## Directions
Determine the number of lines in the listing below where the string "name" occurs; answer with the number alone.

## Dataset records

-- begin --

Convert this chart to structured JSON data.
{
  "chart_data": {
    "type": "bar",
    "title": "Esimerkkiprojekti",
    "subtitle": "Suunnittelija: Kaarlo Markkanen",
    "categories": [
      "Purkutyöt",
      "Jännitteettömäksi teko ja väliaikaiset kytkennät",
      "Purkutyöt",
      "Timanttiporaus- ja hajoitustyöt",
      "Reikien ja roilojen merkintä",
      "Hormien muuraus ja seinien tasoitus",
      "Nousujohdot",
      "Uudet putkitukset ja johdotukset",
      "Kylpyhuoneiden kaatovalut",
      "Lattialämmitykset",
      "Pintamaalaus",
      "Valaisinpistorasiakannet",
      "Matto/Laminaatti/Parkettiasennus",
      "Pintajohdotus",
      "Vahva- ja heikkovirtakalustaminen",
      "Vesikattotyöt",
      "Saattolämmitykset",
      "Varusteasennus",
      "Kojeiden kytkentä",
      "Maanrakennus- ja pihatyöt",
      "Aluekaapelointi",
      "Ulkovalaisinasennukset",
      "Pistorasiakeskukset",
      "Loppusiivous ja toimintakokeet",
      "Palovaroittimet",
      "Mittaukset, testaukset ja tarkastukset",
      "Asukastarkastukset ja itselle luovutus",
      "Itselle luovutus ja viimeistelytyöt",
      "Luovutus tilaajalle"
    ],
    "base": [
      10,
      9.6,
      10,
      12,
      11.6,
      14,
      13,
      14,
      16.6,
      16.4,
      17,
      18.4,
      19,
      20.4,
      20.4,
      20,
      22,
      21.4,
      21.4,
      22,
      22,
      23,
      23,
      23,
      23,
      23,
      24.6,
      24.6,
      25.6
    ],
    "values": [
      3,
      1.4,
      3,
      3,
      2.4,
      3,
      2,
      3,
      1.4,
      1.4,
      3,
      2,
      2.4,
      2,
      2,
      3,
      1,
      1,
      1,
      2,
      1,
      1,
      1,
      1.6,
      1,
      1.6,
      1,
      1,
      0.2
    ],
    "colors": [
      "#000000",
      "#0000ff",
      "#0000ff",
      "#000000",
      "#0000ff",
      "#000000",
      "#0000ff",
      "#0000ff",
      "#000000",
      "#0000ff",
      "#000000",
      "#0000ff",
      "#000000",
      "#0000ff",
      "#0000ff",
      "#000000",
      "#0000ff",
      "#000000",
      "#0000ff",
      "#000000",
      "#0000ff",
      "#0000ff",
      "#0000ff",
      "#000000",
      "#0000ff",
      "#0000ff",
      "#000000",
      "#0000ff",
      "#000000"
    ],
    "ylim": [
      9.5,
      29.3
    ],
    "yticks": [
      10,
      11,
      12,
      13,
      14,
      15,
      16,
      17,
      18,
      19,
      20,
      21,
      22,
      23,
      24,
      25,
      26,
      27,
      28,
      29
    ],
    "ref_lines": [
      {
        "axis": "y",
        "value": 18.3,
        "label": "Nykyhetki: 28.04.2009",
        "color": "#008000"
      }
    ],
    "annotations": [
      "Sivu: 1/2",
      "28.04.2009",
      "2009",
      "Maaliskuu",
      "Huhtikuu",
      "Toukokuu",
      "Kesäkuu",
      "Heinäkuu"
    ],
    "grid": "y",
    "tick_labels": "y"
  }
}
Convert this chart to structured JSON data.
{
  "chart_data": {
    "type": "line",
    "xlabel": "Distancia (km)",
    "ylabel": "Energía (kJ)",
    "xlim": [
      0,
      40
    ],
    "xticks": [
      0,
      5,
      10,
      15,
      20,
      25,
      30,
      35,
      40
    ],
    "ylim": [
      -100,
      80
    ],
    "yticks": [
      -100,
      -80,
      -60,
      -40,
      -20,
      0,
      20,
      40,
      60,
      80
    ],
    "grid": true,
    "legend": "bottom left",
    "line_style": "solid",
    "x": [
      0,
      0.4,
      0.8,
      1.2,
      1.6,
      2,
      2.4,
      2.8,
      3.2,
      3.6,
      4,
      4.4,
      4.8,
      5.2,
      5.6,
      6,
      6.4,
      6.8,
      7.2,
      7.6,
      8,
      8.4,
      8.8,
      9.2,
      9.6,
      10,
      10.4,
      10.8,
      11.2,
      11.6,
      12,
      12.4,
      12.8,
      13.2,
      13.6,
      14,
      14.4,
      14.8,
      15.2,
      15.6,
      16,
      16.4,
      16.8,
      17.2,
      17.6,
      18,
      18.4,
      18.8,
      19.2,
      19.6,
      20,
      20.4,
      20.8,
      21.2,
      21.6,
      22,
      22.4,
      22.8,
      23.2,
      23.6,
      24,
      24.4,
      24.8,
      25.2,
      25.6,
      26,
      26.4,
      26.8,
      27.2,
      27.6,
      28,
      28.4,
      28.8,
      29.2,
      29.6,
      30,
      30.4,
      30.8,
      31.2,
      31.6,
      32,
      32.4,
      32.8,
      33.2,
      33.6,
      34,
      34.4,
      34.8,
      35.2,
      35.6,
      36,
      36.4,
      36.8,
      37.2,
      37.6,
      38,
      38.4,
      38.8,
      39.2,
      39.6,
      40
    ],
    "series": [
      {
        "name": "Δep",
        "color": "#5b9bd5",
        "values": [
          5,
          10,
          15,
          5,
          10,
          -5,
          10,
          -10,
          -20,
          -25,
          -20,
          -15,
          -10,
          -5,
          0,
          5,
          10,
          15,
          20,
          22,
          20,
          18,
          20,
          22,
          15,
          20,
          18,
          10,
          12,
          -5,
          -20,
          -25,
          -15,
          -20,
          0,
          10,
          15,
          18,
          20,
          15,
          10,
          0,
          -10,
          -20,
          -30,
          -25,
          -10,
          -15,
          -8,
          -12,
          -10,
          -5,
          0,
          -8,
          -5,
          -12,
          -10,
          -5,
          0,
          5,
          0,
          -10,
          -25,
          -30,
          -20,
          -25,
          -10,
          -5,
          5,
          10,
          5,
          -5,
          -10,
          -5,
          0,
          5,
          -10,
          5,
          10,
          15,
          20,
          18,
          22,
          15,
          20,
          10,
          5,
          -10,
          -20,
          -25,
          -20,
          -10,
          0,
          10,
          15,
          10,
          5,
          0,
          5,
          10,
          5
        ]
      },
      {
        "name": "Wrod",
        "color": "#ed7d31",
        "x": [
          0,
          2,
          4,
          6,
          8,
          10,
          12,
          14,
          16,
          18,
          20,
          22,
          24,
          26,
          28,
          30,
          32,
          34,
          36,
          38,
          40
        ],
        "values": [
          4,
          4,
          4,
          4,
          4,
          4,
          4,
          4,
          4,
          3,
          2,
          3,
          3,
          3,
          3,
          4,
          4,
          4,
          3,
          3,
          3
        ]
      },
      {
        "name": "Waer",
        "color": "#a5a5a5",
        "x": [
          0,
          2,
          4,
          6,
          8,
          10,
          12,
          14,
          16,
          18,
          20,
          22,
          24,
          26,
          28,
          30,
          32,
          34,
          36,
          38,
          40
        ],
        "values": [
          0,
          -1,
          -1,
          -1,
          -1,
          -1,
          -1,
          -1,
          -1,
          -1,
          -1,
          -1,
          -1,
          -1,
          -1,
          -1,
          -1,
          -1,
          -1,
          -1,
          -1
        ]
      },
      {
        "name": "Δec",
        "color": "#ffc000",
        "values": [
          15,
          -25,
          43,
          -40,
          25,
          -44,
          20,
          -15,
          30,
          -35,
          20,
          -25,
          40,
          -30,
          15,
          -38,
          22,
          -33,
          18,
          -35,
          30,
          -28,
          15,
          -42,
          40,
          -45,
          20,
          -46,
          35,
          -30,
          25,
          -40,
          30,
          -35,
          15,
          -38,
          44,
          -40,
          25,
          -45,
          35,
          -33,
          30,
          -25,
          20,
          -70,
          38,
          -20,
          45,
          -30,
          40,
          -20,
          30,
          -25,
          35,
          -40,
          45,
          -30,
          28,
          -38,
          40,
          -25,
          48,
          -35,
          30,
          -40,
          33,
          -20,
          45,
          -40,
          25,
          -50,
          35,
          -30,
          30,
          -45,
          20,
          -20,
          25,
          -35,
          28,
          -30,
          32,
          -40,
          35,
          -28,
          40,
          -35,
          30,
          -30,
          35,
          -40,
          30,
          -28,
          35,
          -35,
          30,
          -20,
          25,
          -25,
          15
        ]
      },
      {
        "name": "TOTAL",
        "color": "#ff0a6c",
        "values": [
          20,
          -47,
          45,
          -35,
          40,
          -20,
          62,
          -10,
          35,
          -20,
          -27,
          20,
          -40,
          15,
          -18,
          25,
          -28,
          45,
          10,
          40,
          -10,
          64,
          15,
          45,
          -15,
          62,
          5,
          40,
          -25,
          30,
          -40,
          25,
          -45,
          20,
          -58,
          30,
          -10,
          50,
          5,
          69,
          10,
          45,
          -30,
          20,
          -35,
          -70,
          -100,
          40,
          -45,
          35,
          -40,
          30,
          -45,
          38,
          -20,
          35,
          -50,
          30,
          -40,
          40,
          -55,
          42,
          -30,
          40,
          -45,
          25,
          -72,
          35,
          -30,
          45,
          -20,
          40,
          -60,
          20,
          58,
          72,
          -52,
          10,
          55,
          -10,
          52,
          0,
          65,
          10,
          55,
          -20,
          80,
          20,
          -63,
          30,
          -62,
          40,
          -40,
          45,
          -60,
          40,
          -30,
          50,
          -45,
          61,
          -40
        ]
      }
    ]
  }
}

-- end --

## Answer
5